= Aim of the exercise =
The entries below are to be repeated exactly as they stand.

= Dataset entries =
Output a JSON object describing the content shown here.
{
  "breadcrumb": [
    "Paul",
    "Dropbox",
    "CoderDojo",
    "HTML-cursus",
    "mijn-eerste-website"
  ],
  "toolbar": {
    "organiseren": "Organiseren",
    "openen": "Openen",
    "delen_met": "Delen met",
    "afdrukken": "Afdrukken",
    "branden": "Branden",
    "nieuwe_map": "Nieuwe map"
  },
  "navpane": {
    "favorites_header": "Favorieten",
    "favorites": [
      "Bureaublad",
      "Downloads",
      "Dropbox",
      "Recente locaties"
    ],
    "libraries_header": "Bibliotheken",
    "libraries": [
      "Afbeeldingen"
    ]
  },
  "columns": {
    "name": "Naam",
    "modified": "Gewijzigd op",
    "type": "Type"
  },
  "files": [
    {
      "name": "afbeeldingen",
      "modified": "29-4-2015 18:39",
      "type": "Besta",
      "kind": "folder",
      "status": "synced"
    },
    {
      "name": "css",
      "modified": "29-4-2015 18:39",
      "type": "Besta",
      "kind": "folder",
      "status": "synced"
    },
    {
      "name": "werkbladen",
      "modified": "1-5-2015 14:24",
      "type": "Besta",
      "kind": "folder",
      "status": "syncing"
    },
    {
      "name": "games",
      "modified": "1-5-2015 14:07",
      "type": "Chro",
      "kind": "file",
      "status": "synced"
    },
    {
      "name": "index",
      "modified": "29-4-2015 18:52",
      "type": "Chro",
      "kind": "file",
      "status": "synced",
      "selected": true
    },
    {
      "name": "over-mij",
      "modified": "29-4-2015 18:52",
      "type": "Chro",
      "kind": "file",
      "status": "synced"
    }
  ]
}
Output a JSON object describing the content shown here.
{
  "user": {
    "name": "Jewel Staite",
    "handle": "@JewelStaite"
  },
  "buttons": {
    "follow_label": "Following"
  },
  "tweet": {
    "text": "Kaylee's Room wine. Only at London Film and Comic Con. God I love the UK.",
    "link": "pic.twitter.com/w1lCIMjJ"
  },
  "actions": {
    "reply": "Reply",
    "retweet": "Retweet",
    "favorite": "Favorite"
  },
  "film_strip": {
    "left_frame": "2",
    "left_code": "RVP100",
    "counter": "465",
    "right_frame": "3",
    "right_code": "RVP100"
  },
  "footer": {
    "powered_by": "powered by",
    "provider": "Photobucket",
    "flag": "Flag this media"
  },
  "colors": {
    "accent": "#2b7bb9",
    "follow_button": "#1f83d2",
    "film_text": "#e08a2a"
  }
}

= Full answer =
Output a JSON object describing the content shown here.
{
  "breadcrumb": [
    "Paul",
    "Dropbox",
    "CoderDojo",
    "HTML-cursus",
    "mijn-eerste-website"
  ],
  "toolbar": {
    "organiseren": "Organiseren",
    "openen": "Openen",
    "delen_met": "Delen met",
    "afdrukken": "Afdrukken",
    "branden": "Branden",
    "nieuwe_map": "Nieuwe map"
  },
  "navpane": {
    "favorites_header": "Favorieten",
    "favorites": [
      "Bureaublad",
      "Downloads",
      "Dropbox",
      "Recente locaties"
    ],
    "libraries_header": "Bibliotheken",
    "libraries": [
      "Afbeeldingen"
    ]
  },
  "columns": {
    "name": "Naam",
    "modified": "Gewijzigd op",
    "type": "Type"
  },
  "files": [
    {
      "name": "afbeeldingen",
      "modified": "29-4-2015 18:39",
      "type": "Besta",
      "kind": "folder",
      "status": "synced"
    },
    {
      "name": "css",
      "modified": "29-4-2015 18:39",
      "type": "Besta",
      "kind": "folder",
      "status": "synced"
    },
    {
      "name": "werkbladen",
      "modified": "1-5-2015 14:24",
      "type": "Besta",
      "kind": "folder",
      "status": "syncing"
    },
    {
      "name": "games",
      "modified": "1-5-2015 14:07",
      "type": "Chro",
      "kind": "file",
      "status": "synced"
    },
    {
      "name": "index",
      "modified": "29-4-2015 18:52",
      "type": "Chro",
      "kind": "file",
      "status": "synced",
      "selected": true
    },
    {
      "name": "over-mij",
      "modified": "29-4-2015 18:52",
      "type": "Chro",
      "kind": "file",
      "status": "synced"
    }
  ]
}
Output a JSON object describing the content shown here.
{
  "user": {
    "name": "Jewel Staite",
    "handle": "@JewelStaite"
  },
  "buttons": {
    "follow_label": "Following"
  },
  "tweet": {
    "text": "Kaylee's Room wine. Only at London Film and Comic Con. God I love the UK.",
    "link": "pic.twitter.com/w1lCIMjJ"
  },
  "actions": {
    "reply": "Reply",
    "retweet": "Retweet",
    "favorite": "Favorite"
  },
  "film_strip": {
    "left_frame": "2",
    "left_code": "RVP100",
    "counter": "465",
    "right_frame": "3",
    "right_code": "RVP100"
  },
  "footer": {
    "powered_by": "powered by",
    "provider": "Photobucket",
    "flag": "Flag this media"
  },
  "colors": {
    "accent": "#2b7bb9",
    "follow_button": "#1f83d2",
    "film_text": "#e08a2a"
  }
}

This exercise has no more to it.